§ DIRECTIVE: Extract every line of the material that holds the string "JSON".

§ Stored data:
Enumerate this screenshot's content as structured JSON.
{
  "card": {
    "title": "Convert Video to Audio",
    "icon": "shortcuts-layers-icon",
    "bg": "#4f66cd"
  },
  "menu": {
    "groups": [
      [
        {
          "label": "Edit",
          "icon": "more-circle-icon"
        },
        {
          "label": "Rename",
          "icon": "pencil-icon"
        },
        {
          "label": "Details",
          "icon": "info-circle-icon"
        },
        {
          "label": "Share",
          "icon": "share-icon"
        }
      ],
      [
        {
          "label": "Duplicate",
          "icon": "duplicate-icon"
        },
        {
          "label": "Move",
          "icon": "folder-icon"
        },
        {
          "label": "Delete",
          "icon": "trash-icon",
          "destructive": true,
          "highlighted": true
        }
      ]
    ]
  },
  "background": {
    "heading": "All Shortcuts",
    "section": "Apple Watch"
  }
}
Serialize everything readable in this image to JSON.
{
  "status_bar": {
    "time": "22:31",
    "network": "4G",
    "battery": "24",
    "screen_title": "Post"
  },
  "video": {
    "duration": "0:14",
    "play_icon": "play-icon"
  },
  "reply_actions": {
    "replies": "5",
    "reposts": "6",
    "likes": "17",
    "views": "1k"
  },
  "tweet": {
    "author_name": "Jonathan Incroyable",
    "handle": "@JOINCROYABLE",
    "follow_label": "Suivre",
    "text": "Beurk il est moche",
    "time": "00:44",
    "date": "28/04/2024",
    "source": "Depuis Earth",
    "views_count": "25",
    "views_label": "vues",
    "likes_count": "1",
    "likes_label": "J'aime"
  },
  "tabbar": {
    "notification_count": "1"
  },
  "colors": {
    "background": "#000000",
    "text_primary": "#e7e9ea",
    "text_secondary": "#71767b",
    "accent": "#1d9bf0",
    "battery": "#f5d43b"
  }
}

§ EXERCISE SOLUTION:
Enumerate this screenshot's content as structured JSON.
Serialize everything readable in this image to JSON.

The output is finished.